** Start Raw data **
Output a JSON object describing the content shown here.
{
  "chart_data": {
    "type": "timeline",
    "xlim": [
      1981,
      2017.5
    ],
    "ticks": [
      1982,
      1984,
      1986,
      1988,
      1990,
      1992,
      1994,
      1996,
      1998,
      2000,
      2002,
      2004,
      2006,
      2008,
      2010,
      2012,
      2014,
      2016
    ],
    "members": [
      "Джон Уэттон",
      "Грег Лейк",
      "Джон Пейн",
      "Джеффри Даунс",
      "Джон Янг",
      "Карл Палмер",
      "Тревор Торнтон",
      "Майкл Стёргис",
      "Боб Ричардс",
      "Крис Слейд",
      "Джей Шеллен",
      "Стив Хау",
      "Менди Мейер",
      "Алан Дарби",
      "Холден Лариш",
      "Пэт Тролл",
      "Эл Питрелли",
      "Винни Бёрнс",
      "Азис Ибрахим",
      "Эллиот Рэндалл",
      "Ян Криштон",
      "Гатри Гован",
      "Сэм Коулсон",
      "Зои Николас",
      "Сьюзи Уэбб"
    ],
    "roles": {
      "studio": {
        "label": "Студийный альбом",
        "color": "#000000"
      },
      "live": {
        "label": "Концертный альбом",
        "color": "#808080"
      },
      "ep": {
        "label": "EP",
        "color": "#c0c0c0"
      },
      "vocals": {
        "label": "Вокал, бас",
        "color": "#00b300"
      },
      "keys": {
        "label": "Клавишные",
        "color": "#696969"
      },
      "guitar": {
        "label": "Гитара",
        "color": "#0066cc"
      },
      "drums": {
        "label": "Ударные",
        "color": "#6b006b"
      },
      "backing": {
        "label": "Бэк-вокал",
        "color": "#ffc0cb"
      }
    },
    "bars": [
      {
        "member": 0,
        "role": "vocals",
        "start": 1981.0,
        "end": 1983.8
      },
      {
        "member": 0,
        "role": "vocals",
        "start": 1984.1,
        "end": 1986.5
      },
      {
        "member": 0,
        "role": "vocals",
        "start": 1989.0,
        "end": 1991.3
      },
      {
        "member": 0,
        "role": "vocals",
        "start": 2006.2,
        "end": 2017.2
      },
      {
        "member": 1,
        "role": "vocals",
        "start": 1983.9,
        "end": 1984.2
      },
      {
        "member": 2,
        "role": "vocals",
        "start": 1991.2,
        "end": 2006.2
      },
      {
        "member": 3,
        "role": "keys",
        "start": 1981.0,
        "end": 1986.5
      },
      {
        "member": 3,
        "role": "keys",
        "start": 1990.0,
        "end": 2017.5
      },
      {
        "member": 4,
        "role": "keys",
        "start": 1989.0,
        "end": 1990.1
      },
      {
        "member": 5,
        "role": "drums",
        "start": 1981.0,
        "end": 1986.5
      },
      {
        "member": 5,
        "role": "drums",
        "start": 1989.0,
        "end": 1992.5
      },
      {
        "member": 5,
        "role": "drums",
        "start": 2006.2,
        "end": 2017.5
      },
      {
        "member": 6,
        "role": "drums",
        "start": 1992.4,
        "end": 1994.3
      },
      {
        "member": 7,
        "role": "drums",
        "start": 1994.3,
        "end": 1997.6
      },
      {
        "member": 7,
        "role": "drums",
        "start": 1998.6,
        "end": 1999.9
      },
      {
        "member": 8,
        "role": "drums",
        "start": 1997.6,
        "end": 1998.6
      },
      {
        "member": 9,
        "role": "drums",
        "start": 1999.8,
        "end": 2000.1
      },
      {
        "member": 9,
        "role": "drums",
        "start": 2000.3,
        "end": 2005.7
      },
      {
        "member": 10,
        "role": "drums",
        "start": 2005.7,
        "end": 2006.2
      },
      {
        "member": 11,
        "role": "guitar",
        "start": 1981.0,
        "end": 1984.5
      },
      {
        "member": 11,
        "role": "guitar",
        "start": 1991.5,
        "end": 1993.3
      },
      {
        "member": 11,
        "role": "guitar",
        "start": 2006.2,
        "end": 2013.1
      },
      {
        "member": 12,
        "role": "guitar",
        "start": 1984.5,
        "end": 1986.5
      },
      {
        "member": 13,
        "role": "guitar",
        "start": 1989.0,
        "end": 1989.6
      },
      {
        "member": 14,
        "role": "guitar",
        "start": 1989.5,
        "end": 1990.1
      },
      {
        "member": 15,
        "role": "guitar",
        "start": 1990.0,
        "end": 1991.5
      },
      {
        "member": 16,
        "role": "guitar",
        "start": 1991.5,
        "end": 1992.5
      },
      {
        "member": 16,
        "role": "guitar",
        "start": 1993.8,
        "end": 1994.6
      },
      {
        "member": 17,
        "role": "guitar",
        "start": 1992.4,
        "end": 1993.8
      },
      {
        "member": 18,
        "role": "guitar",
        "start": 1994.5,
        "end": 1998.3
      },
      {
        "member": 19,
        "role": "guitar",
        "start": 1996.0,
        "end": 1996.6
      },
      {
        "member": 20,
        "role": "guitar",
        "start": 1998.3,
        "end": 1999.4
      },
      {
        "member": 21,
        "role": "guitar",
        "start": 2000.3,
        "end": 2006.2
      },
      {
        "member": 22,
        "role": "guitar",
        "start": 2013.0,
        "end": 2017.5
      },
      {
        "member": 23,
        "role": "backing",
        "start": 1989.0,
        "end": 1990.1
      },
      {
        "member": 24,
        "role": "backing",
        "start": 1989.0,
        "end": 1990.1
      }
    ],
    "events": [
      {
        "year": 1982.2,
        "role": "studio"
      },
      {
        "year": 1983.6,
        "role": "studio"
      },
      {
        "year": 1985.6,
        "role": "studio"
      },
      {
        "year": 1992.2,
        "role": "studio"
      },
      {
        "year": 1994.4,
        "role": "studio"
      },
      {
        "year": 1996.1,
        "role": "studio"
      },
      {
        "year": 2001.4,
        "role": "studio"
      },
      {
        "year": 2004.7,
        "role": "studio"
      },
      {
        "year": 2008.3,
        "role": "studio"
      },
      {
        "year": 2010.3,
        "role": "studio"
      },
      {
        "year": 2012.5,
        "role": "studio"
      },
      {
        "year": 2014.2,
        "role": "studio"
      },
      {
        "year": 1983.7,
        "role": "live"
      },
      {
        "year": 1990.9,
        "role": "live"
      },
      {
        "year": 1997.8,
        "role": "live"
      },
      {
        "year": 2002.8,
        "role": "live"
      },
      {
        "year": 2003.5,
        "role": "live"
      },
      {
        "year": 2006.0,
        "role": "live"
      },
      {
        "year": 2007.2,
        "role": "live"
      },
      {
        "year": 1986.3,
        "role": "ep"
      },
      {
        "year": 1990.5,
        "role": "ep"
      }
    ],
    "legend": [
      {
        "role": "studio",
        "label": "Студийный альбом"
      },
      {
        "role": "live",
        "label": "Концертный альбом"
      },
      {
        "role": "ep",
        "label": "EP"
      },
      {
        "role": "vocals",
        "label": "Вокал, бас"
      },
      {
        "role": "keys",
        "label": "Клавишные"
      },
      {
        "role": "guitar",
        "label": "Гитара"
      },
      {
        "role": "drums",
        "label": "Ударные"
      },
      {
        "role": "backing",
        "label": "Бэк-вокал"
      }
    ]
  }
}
** End Raw data **
* Problem to work on
Every record should be repeated exactly; please leave none out.

* Answer for the task
Output a JSON object describing the content shown here.
{
  "chart_data": {
    "type": "timeline",
    "xlim": [
      1981,
      2017.5
    ],
    "ticks": [
      1982,
      1984,
      1986,
      1988,
      1990,
      1992,
      1994,
      1996,
      1998,
      2000,
      2002,
      2004,
      2006,
      2008,
      2010,
      2012,
      2014,
      2016
    ],
    "members": [
      "Джон Уэттон",
      "Грег Лейк",
      "Джон Пейн",
      "Джеффри Даунс",
      "Джон Янг",
      "Карл Палмер",
      "Тревор Торнтон",
      "Майкл Стёргис",
      "Боб Ричардс",
      "Крис Слейд",
      "Джей Шеллен",
      "Стив Хау",
      "Менди Мейер",
      "Алан Дарби",
      "Холден Лариш",
      "Пэт Тролл",
      "Эл Питрелли",
      "Винни Бёрнс",
      "Азис Ибрахим",
      "Эллиот Рэндалл",
      "Ян Криштон",
      "Гатри Гован",
      "Сэм Коулсон",
      "Зои Николас",
      "Сьюзи Уэбб"
    ],
    "roles": {
      "studio": {
        "label": "Студийный альбом",
        "color": "#000000"
      },
      "live": {
        "label": "Концертный альбом",
        "color": "#808080"
      },
      "ep": {
        "label": "EP",
        "color": "#c0c0c0"
      },
      "vocals": {
        "label": "Вокал, бас",
        "color": "#00b300"
      },
      "keys": {
        "label": "Клавишные",
        "color": "#696969"
      },
      "guitar": {
        "label": "Гитара",
        "color": "#0066cc"
      },
      "drums": {
        "label": "Ударные",
        "color": "#6b006b"
      },
      "backing": {
        "label": "Бэк-вокал",
        "color": "#ffc0cb"
      }
    },
    "bars": [
      {
        "member": 0,
        "role": "vocals",
        "start": 1981.0,
        "end": 1983.8
      },
      {
        "member": 0,
        "role": "vocals",
        "start": 1984.1,
        "end": 1986.5
      },
      {
        "member": 0,
        "role": "vocals",
        "start": 1989.0,
        "end": 1991.3
      },
      {
        "member": 0,
        "role": "vocals",
        "start": 2006.2,
        "end": 2017.2
      },
      {
        "member": 1,
        "role": "vocals",
        "start": 1983.9,
        "end": 1984.2
      },
      {
        "member": 2,
        "role": "vocals",
        "start": 1991.2,
        "end": 2006.2
      },
      {
        "member": 3,
        "role": "keys",
        "start": 1981.0,
        "end": 1986.5
      },
      {
        "member": 3,
        "role": "keys",
        "start": 1990.0,
        "end": 2017.5
      },
      {
        "member": 4,
        "role": "keys",
        "start": 1989.0,
        "end": 1990.1
      },
      {
        "member": 5,
        "role": "drums",
        "start": 1981.0,
        "end": 1986.5
      },
      {
        "member": 5,
        "role": "drums",
        "start": 1989.0,
        "end": 1992.5
      },
      {
        "member": 5,
        "role": "drums",
        "start": 2006.2,
        "end": 2017.5
      },
      {
        "member": 6,
        "role": "drums",
        "start": 1992.4,
        "end": 1994.3
      },
      {
        "member": 7,
        "role": "drums",
        "start": 1994.3,
        "end": 1997.6
      },
      {
        "member": 7,
        "role": "drums",
        "start": 1998.6,
        "end": 1999.9
      },
      {
        "member": 8,
        "role": "drums",
        "start": 1997.6,
        "end": 1998.6
      },
      {
        "member": 9,
        "role": "drums",
        "start": 1999.8,
        "end": 2000.1
      },
      {
        "member": 9,
        "role": "drums",
        "start": 2000.3,
        "end": 2005.7
      },
      {
        "member": 10,
        "role": "drums",
        "start": 2005.7,
        "end": 2006.2
      },
      {
        "member": 11,
        "role": "guitar",
        "start": 1981.0,
        "end": 1984.5
      },
      {
        "member": 11,
        "role": "guitar",
        "start": 1991.5,
        "end": 1993.3
      },
      {
        "member": 11,
        "role": "guitar",
        "start": 2006.2,
        "end": 2013.1
      },
      {
        "member": 12,
        "role": "guitar",
        "start": 1984.5,
        "end": 1986.5
      },
      {
        "member": 13,
        "role": "guitar",
        "start": 1989.0,
        "end": 1989.6
      },
      {
        "member": 14,
        "role": "guitar",
        "start": 1989.5,
        "end": 1990.1
      },
      {
        "member": 15,
        "role": "guitar",
        "start": 1990.0,
        "end": 1991.5
      },
      {
        "member": 16,
        "role": "guitar",
        "start": 1991.5,
        "end": 1992.5
      },
      {
        "member": 16,
        "role": "guitar",
        "start": 1993.8,
        "end": 1994.6
      },
      {
        "member": 17,
        "role": "guitar",
        "start": 1992.4,
        "end": 1993.8
      },
      {
        "member": 18,
        "role": "guitar",
        "start": 1994.5,
        "end": 1998.3
      },
      {
        "member": 19,
        "role": "guitar",
        "start": 1996.0,
        "end": 1996.6
      },
      {
        "member": 20,
        "role": "guitar",
        "start": 1998.3,
        "end": 1999.4
      },
      {
        "member": 21,
        "role": "guitar",
        "start": 2000.3,
        "end": 2006.2
      },
      {
        "member": 22,
        "role": "guitar",
        "start": 2013.0,
        "end": 2017.5
      },
      {
        "member": 23,
        "role": "backing",
        "start": 1989.0,
        "end": 1990.1
      },
      {
        "member": 24,
        "role": "backing",
        "start": 1989.0,
        "end": 1990.1
      }
    ],
    "events": [
      {
        "year": 1982.2,
        "role": "studio"
      },
      {
        "year": 1983.6,
        "role": "studio"
      },
      {
        "year": 1985.6,
        "role": "studio"
      },
      {
        "year": 1992.2,
        "role": "studio"
      },
      {
        "year": 1994.4,
        "role": "studio"
      },
      {
        "year": 1996.1,
        "role": "studio"
      },
      {
        "year": 2001.4,
        "role": "studio"
      },
      {
        "year": 2004.7,
        "role": "studio"
      },
      {
        "year": 2008.3,
        "role": "studio"
      },
      {
        "year": 2010.3,
        "role": "studio"
      },
      {
        "year": 2012.5,
        "role": "studio"
      },
      {
        "year": 2014.2,
        "role": "studio"
      },
      {
        "year": 1983.7,
        "role": "live"
      },
      {
        "year": 1990.9,
        "role": "live"
      },
      {
        "year": 1997.8,
        "role": "live"
      },
      {
        "year": 2002.8,
        "role": "live"
      },
      {
        "year": 2003.5,
        "role": "live"
      },
      {
        "year": 2006.0,
        "role": "live"
      },
      {
        "year": 2007.2,
        "role": "live"
      },
      {
        "year": 1986.3,
        "role": "ep"
      },
      {
        "year": 1990.5,
        "role": "ep"
      }
    ],
    "legend": [
      {
        "role": "studio",
        "label": "Студийный альбом"
      },
      {
        "role": "live",
        "label": "Концертный альбом"
      },
      {
        "role": "ep",
        "label": "EP"
      },
      {
        "role": "vocals",
        "label": "Вокал, бас"
      },
      {
        "role": "keys",
        "label": "Клавишные"
      },
      {
        "role": "guitar",
        "label": "Гитара"
      },
      {
        "role": "drums",
        "label": "Ударные"
      },
      {
        "role": "backing",
        "label": "Бэк-вокал"
      }
    ]
  }
}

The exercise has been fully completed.